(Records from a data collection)
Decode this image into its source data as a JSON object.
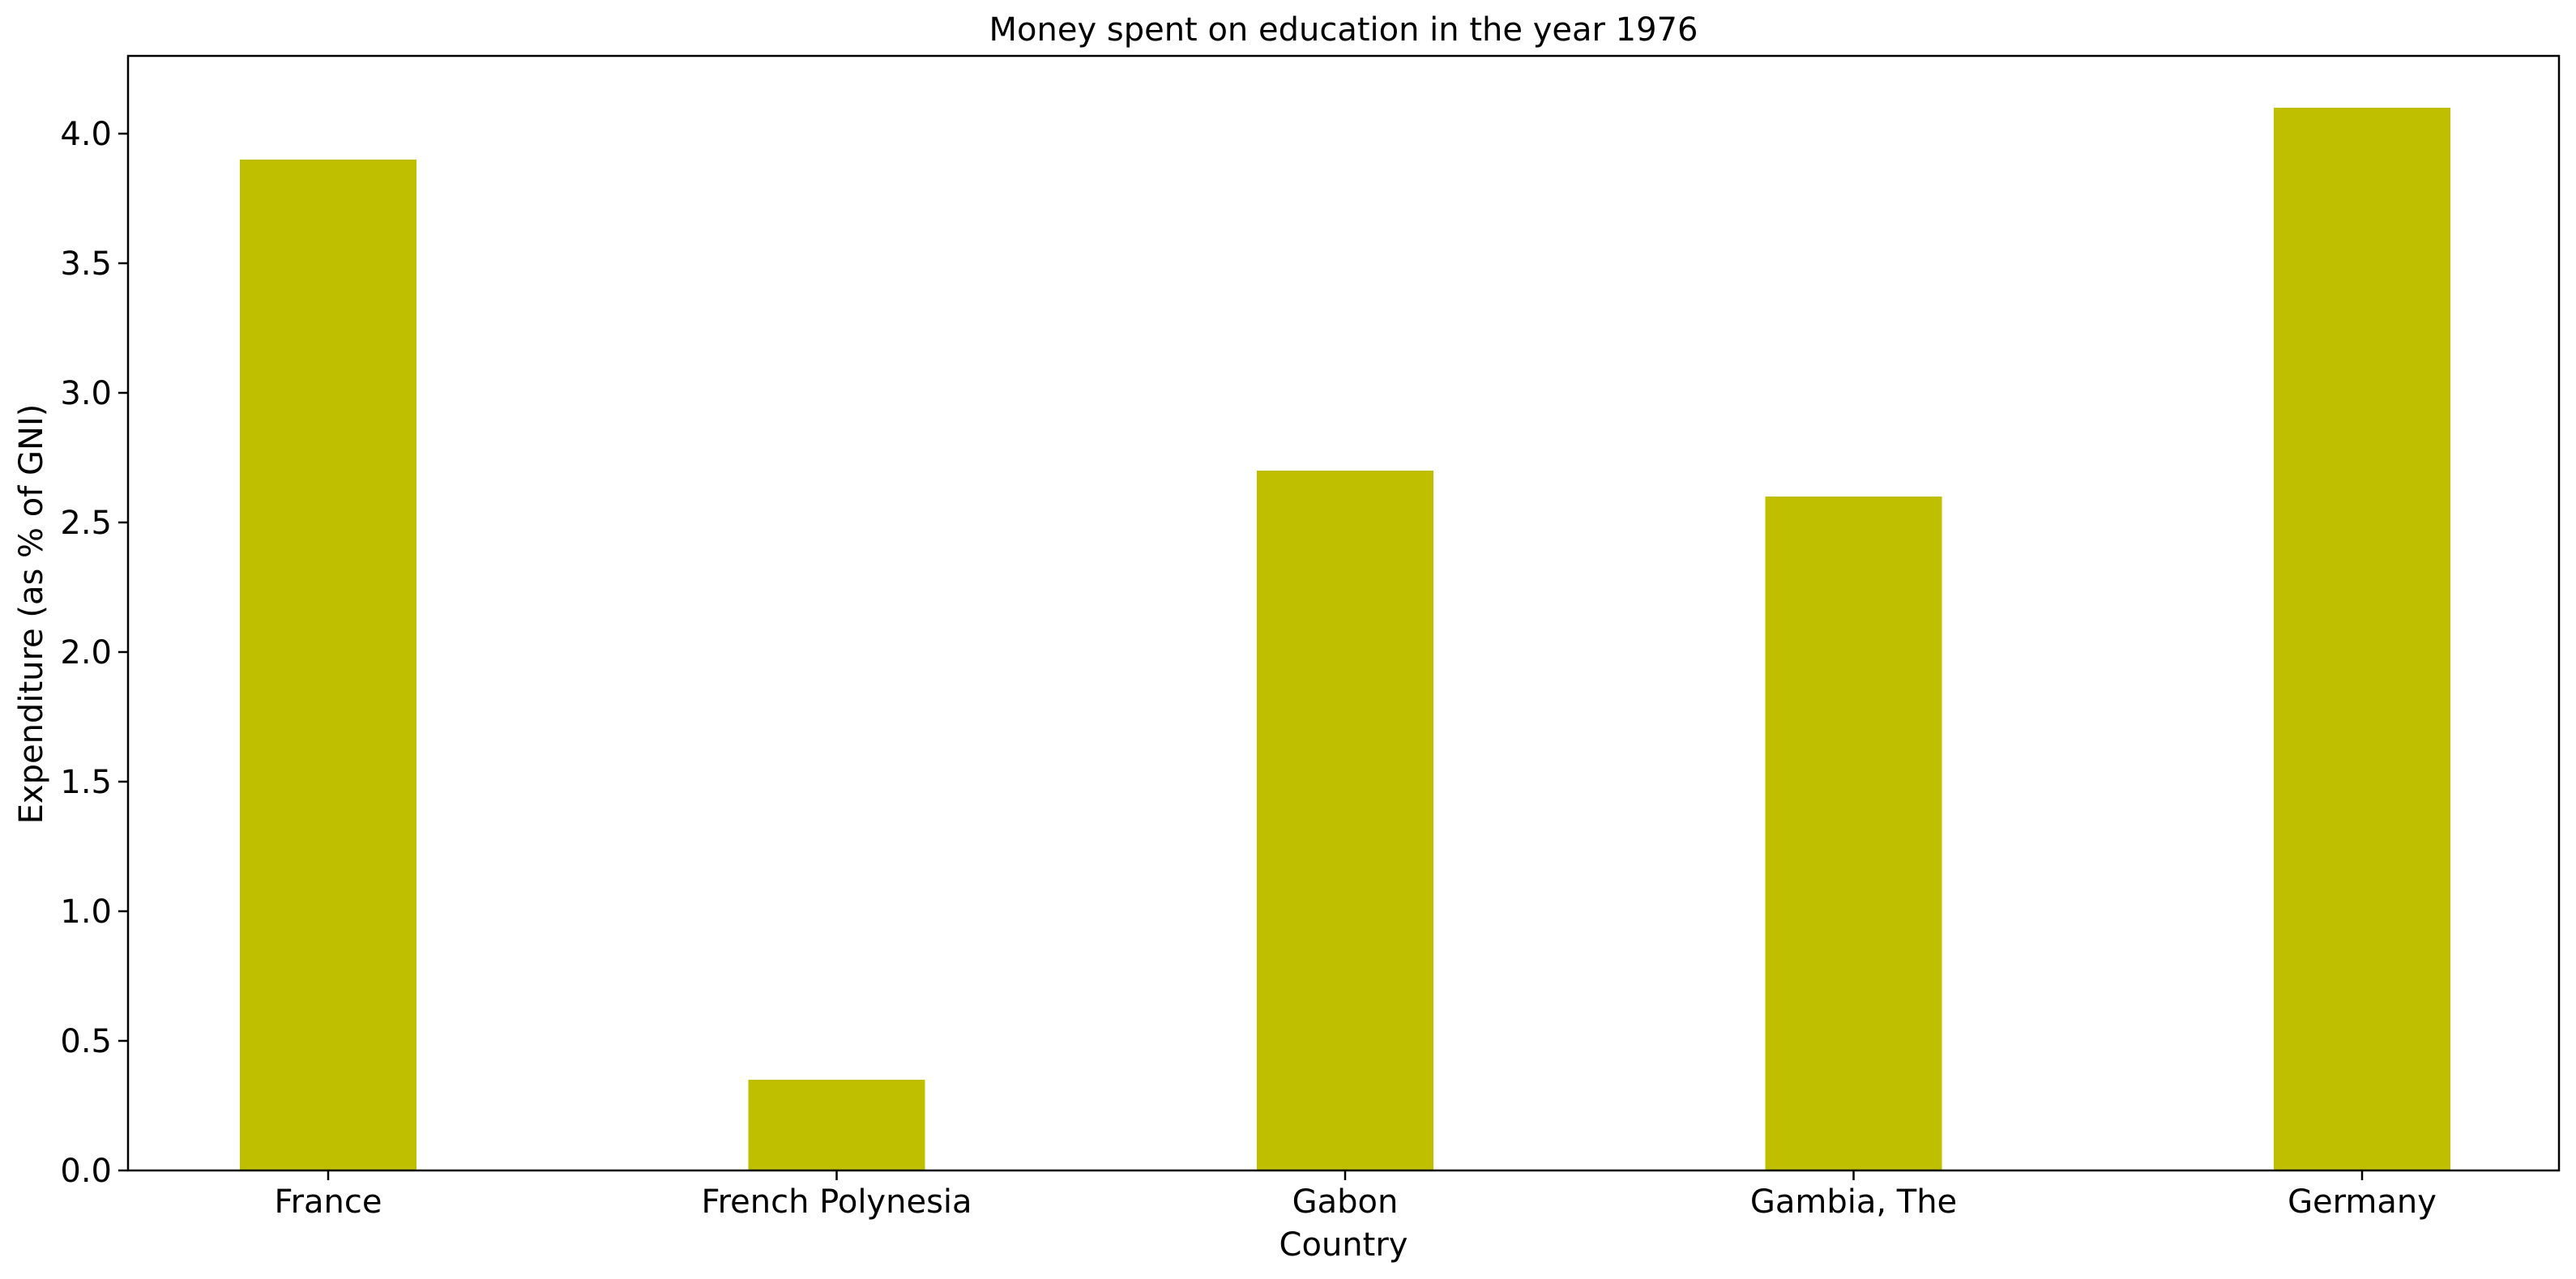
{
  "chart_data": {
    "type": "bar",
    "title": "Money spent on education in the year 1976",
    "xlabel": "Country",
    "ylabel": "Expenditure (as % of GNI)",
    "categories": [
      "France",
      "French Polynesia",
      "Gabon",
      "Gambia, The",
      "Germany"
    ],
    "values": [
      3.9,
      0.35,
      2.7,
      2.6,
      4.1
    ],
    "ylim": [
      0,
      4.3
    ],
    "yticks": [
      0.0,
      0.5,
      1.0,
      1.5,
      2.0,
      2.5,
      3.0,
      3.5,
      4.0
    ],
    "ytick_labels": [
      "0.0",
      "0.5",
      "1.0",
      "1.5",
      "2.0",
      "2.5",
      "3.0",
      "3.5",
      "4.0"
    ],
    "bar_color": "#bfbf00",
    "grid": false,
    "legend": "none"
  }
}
...
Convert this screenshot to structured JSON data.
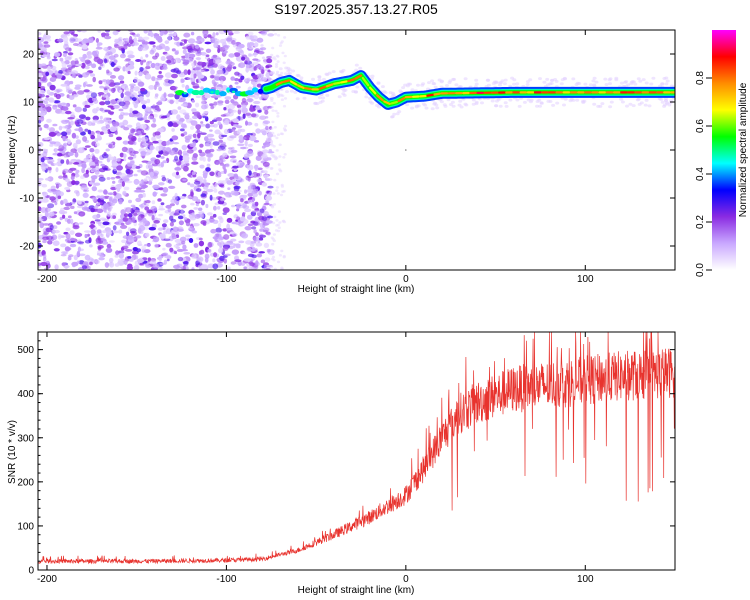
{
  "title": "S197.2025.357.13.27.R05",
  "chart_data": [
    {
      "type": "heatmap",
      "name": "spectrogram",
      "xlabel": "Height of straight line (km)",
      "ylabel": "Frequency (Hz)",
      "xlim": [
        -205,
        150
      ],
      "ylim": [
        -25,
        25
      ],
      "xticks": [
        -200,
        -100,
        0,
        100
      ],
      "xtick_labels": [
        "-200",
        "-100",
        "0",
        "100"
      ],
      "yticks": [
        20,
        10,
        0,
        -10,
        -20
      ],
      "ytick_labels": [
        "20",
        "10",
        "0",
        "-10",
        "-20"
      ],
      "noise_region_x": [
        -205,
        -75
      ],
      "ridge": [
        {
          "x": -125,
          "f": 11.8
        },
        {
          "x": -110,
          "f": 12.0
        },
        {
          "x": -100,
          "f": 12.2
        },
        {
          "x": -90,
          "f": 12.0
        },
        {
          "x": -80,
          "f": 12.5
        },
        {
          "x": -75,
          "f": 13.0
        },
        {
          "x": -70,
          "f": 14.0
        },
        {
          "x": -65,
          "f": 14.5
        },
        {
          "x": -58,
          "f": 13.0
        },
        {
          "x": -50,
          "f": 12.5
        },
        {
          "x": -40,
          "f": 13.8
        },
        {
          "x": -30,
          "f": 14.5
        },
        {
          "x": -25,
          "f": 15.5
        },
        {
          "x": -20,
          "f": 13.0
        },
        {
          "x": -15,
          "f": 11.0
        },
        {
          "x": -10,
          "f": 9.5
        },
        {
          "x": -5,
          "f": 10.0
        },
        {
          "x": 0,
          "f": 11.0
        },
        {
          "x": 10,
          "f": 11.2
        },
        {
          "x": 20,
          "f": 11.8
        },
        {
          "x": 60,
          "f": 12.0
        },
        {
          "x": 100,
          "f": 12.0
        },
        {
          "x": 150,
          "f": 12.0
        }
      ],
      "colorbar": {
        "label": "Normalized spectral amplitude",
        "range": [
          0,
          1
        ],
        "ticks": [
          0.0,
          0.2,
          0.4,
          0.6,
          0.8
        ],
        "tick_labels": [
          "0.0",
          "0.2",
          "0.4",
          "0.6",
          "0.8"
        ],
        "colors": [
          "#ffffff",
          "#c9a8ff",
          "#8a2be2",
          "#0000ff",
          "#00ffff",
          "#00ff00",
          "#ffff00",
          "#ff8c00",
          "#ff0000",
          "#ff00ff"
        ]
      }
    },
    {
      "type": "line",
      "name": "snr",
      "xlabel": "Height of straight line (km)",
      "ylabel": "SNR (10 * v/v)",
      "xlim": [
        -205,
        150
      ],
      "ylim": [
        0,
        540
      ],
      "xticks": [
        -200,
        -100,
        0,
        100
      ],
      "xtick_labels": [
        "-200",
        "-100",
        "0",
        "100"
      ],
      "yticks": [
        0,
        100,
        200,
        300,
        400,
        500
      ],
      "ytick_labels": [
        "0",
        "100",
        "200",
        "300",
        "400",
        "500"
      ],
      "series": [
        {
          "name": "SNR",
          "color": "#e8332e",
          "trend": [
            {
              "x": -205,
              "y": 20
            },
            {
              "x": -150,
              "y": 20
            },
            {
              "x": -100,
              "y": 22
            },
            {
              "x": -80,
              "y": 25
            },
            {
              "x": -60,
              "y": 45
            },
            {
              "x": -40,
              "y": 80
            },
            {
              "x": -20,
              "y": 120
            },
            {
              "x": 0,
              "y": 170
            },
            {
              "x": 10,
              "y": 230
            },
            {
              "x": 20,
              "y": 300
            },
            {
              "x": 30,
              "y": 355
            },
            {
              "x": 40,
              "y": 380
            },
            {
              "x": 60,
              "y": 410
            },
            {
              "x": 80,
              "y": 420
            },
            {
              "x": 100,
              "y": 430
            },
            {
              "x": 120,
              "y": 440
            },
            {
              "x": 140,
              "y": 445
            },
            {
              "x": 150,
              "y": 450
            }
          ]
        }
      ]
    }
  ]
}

◆ The request
Pick out the lines that contain "this" and copy them.

◆ Task solution
Decode this image into its source data as a JSON object.
Convert this screenshot to structured JSON data.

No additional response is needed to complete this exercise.